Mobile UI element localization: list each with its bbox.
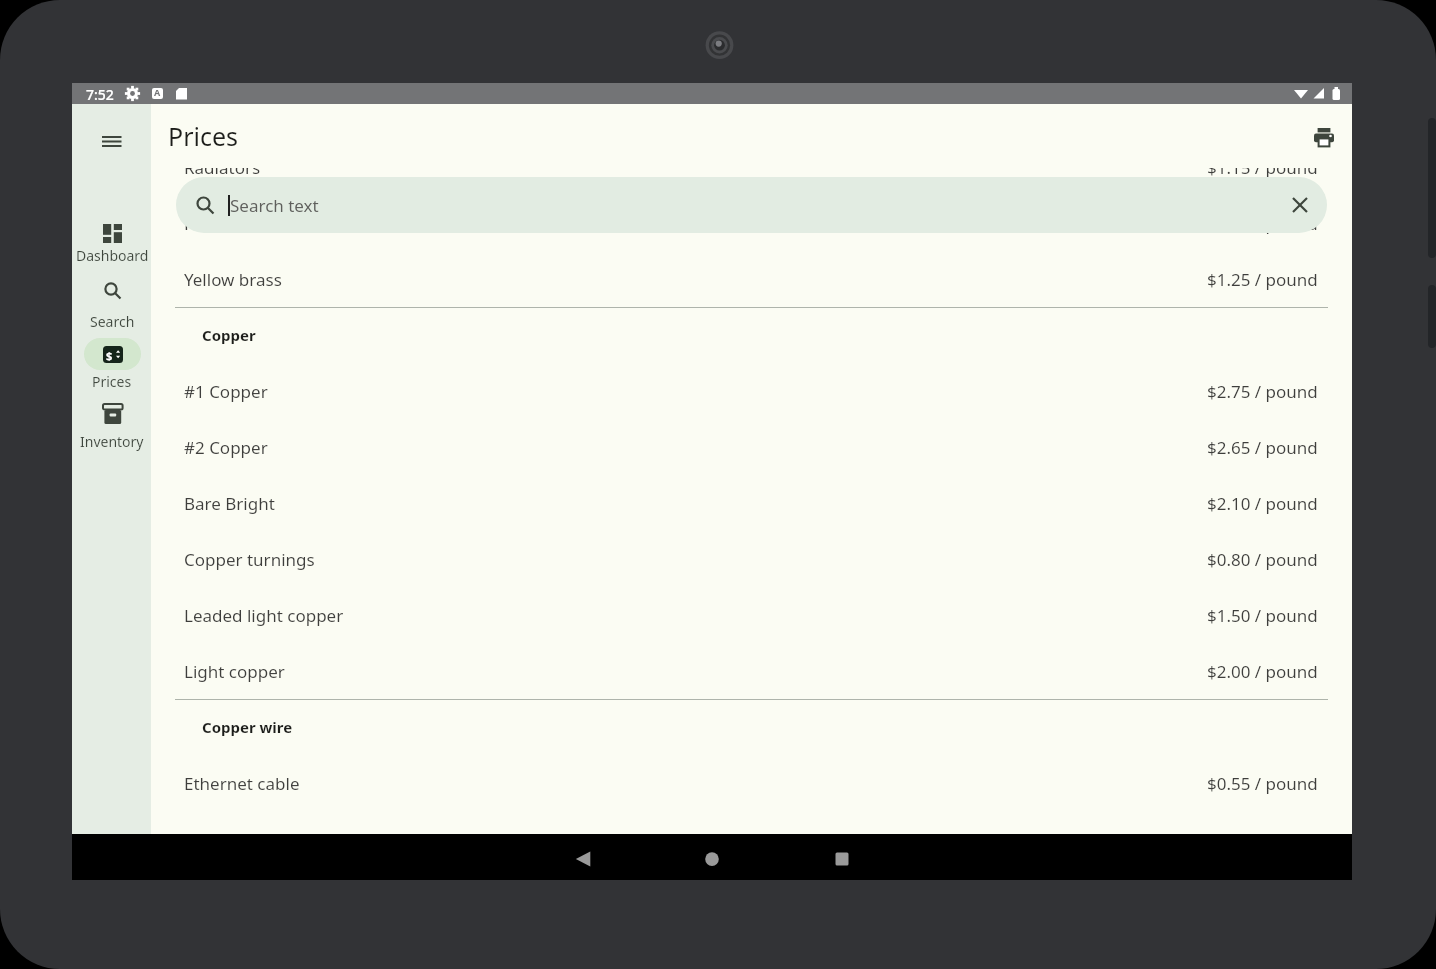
button[interactable]: Copper turnings [151, 531, 1352, 587]
staticText: Search [90, 312, 135, 331]
button[interactable] [563, 839, 603, 879]
button[interactable]: Search [72, 263, 152, 331]
staticText: $2.65 / pound [1207, 436, 1318, 459]
staticText: $2.75 / pound [1207, 380, 1318, 403]
button[interactable]: Red brass [151, 195, 1352, 251]
staticText: Prices [168, 119, 238, 153]
staticText: $1.40 / pound [1207, 212, 1318, 235]
staticText: #2 Copper [184, 436, 268, 459]
staticText: Copper [202, 325, 256, 345]
staticText: $0.80 / pound [1207, 548, 1318, 571]
staticText: Ethernet cable [184, 772, 300, 795]
staticText: $1.25 / pound [1207, 268, 1318, 291]
button[interactable] [93, 125, 131, 159]
button[interactable] [1276, 181, 1324, 229]
button[interactable]: Yellow brass [151, 251, 1352, 307]
staticText: Yellow brass [184, 268, 282, 291]
button[interactable]: Leaded light copper [151, 587, 1352, 643]
staticText: Bare Bright [184, 492, 275, 515]
button[interactable]: $ [72, 326, 152, 391]
staticText: #1 Copper [184, 380, 268, 403]
staticText: $2.00 / pound [1207, 660, 1318, 683]
staticText: Dashboard [76, 246, 149, 265]
button[interactable] [692, 839, 732, 879]
staticText: Copper wire [202, 717, 293, 737]
staticText: Search text [230, 194, 319, 217]
staticText: Red brass [184, 212, 262, 235]
button[interactable]: Ethernet cable [151, 755, 1352, 811]
button[interactable]: Dashboard [72, 205, 152, 265]
button[interactable]: Light copper [151, 643, 1352, 699]
button[interactable]: #2 Copper [151, 419, 1352, 475]
staticText: $1.50 / pound [1207, 604, 1318, 627]
button[interactable] [1309, 123, 1339, 153]
staticText: Leaded light copper [184, 604, 344, 627]
button[interactable]: #1 Copper [151, 363, 1352, 419]
staticText: $1.15 / pound [1207, 168, 1318, 179]
button[interactable] [822, 839, 862, 879]
staticText: 7:52 [86, 85, 114, 104]
staticText: Copper turnings [184, 548, 315, 571]
staticText: Prices [92, 372, 132, 391]
button[interactable]: Search text [176, 177, 1327, 233]
button[interactable]: Bare Bright [151, 475, 1352, 531]
staticText: $ [106, 348, 113, 363]
button[interactable]: Inventory [72, 386, 152, 451]
staticText: $2.10 / pound [1207, 492, 1318, 515]
button[interactable]: Radiators [151, 168, 1352, 195]
staticText: Light copper [184, 660, 285, 683]
staticText: Inventory [80, 432, 144, 451]
staticText: A [154, 86, 161, 98]
staticText: $0.55 / pound [1207, 772, 1318, 795]
staticText: Radiators [184, 168, 261, 179]
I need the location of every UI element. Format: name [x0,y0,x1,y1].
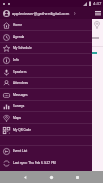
staticText: Last sync: Thu Feb 6 3:27 PM [13,161,56,165]
staticText: appleviewer@gatherdigital.com [12,11,70,16]
staticText: Surveys [13,104,25,108]
staticText: Messages [13,93,28,97]
button[interactable]: Agenda [0,31,92,43]
staticText: Info [13,58,19,62]
staticText: Home [13,23,22,27]
button[interactable]: Attendees [0,77,92,89]
staticText: Maps [13,116,22,120]
staticText: Agenda [13,35,25,39]
button[interactable]: Last sync: Thu Feb 6 3:27 PM [0,157,92,169]
button[interactable]: Home [46,172,57,183]
button[interactable]: Home [0,19,92,31]
button[interactable]: My Schedule [0,42,92,54]
button[interactable]: Event List [0,145,92,157]
button[interactable]: Open navigation menu [95,10,101,16]
button[interactable]: Back [20,172,31,183]
button[interactable]: My QR Code [0,124,92,136]
button[interactable]: Recent apps [72,172,83,183]
staticText: Speakers [13,70,27,74]
button[interactable]: Messages [0,89,92,101]
button[interactable]: Info [0,54,92,66]
button[interactable]: Surveys [0,100,92,112]
staticText: 4:37 [93,1,102,7]
button[interactable]: Maps [0,112,92,124]
button[interactable]: appleviewer@gatherdigital.com [0,7,92,19]
staticText: Attendees [13,81,28,85]
button[interactable]: Speakers [0,66,92,78]
staticText: Event List [13,149,28,153]
staticText: My QR Code [13,128,32,132]
staticText: My Schedule [13,46,32,50]
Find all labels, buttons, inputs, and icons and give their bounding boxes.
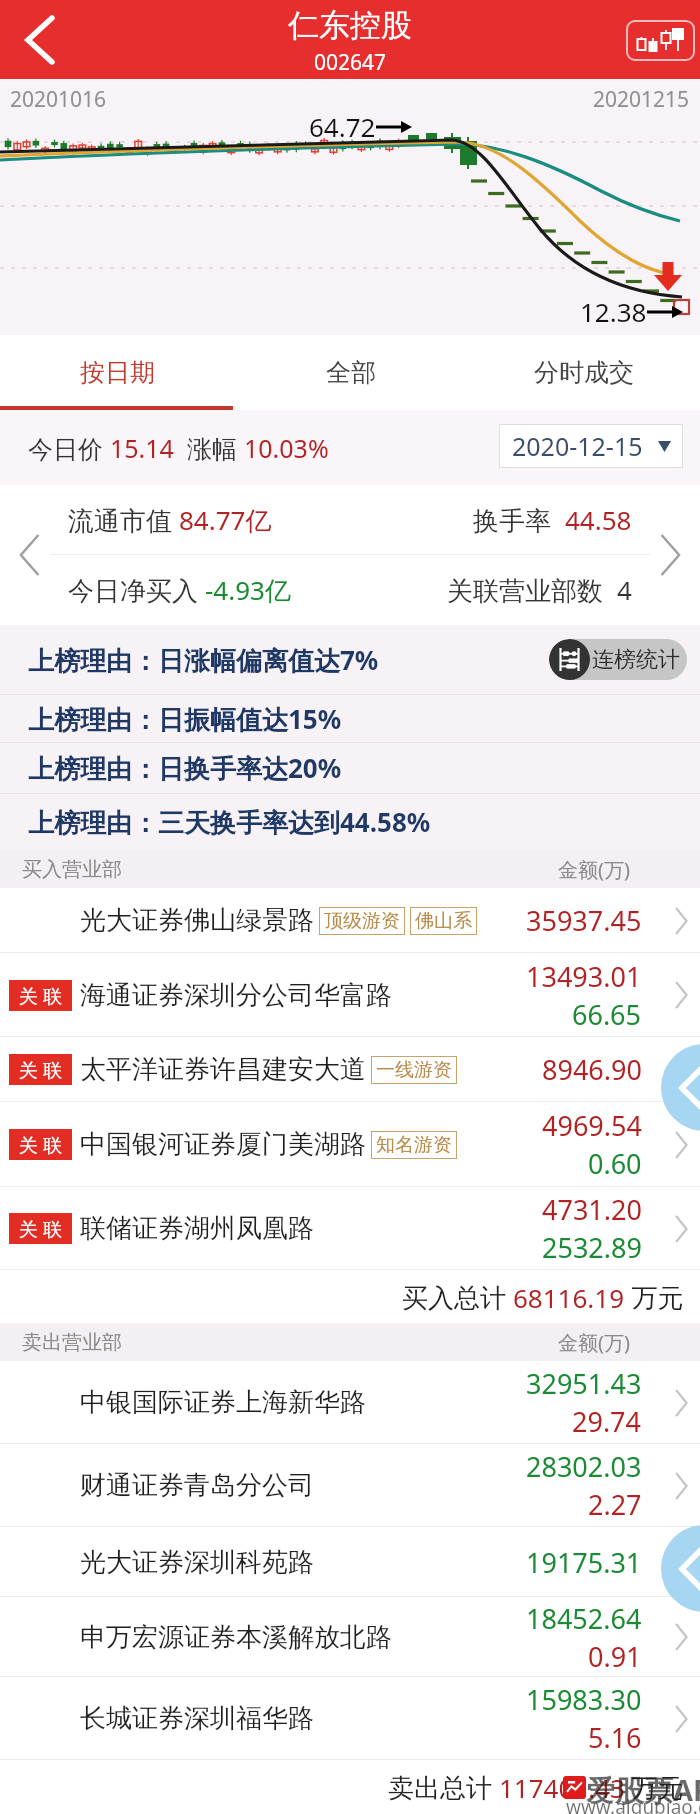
══════════
▸ **Direction**
Echo back every line of the records without alteration, omitting the pictures.

▸ **Task solution**
Mobile UI element localization: list each with its bbox.
button[interactable]: Copper turnings [151, 531, 1352, 587]
staticText: Search [90, 312, 135, 331]
button[interactable] [563, 839, 603, 879]
button[interactable]: Search [72, 263, 152, 331]
staticText: $2.65 / pound [1207, 436, 1318, 459]
staticText: $2.75 / pound [1207, 380, 1318, 403]
button[interactable]: Red brass [151, 195, 1352, 251]
staticText: Prices [168, 119, 238, 153]
staticText: $1.40 / pound [1207, 212, 1318, 235]
staticText: #2 Copper [184, 436, 268, 459]
staticText: Copper [202, 325, 256, 345]
staticText: $0.80 / pound [1207, 548, 1318, 571]
staticText: Ethernet cable [184, 772, 300, 795]
staticText: $1.25 / pound [1207, 268, 1318, 291]
button[interactable] [93, 125, 131, 159]
button[interactable] [1276, 181, 1324, 229]
button[interactable]: Yellow brass [151, 251, 1352, 307]
staticText: Yellow brass [184, 268, 282, 291]
button[interactable]: Leaded light copper [151, 587, 1352, 643]
staticText: Bare Bright [184, 492, 275, 515]
button[interactable]: $ [72, 326, 152, 391]
staticText: #1 Copper [184, 380, 268, 403]
staticText: $2.00 / pound [1207, 660, 1318, 683]
staticText: Dashboard [76, 246, 149, 265]
button[interactable] [692, 839, 732, 879]
staticText: Copper wire [202, 717, 293, 737]
staticText: Search text [230, 194, 319, 217]
staticText: Red brass [184, 212, 262, 235]
button[interactable]: Ethernet cable [151, 755, 1352, 811]
button[interactable]: Dashboard [72, 205, 152, 265]
button[interactable]: Light copper [151, 643, 1352, 699]
button[interactable]: #2 Copper [151, 419, 1352, 475]
staticText: $1.50 / pound [1207, 604, 1318, 627]
button[interactable] [1309, 123, 1339, 153]
staticText: Leaded light copper [184, 604, 344, 627]
button[interactable]: #1 Copper [151, 363, 1352, 419]
staticText: $1.15 / pound [1207, 168, 1318, 179]
button[interactable] [822, 839, 862, 879]
staticText: 7:52 [86, 85, 114, 104]
staticText: Copper turnings [184, 548, 315, 571]
staticText: Prices [92, 372, 132, 391]
button[interactable]: Search text [176, 177, 1327, 233]
button[interactable]: Bare Bright [151, 475, 1352, 531]
staticText: $ [106, 348, 113, 363]
button[interactable]: Inventory [72, 386, 152, 451]
staticText: $2.10 / pound [1207, 492, 1318, 515]
button[interactable]: Radiators [151, 168, 1352, 195]
staticText: Light copper [184, 660, 285, 683]
staticText: Inventory [80, 432, 144, 451]
staticText: A [154, 86, 161, 98]
staticText: $0.55 / pound [1207, 772, 1318, 795]
staticText: Radiators [184, 168, 261, 179]
I need the location of every UI element. Format: name [x0,y0,x1,y1].
staticText: Last sync: Thu Feb 6 3:27 PM [13,161,56,165]
staticText: appleviewer@gatherdigital.com [12,11,70,16]
staticText: Surveys [13,104,25,108]
staticText: Messages [13,93,28,97]
button[interactable]: Agenda [0,31,92,43]
staticText: Info [13,58,19,62]
staticText: Home [13,23,22,27]
button[interactable]: Attendees [0,77,92,89]
staticText: Maps [13,116,22,120]
staticText: Agenda [13,35,25,39]
button[interactable]: Last sync: Thu Feb 6 3:27 PM [0,157,92,169]
button[interactable]: Home [46,172,57,183]
button[interactable]: Home [0,19,92,31]
button[interactable]: My Schedule [0,42,92,54]
button[interactable]: Event List [0,145,92,157]
button[interactable]: Open navigation menu [95,10,101,16]
button[interactable]: Back [20,172,31,183]
button[interactable]: My QR Code [0,124,92,136]
button[interactable]: Recent apps [72,172,83,183]
staticText: Speakers [13,70,27,74]
button[interactable]: Messages [0,89,92,101]
button[interactable]: Info [0,54,92,66]
button[interactable]: Surveys [0,100,92,112]
staticText: 4:37 [93,1,102,7]
button[interactable]: Maps [0,112,92,124]
button[interactable]: appleviewer@gatherdigital.com [0,7,92,19]
staticText: Attendees [13,81,28,85]
button[interactable]: Speakers [0,66,92,78]
staticText: Event List [13,149,28,153]
staticText: My QR Code [13,128,32,132]
staticText: My Schedule [13,46,32,50]
Find all labels, buttons, inputs, and icons and give their bounding boxes.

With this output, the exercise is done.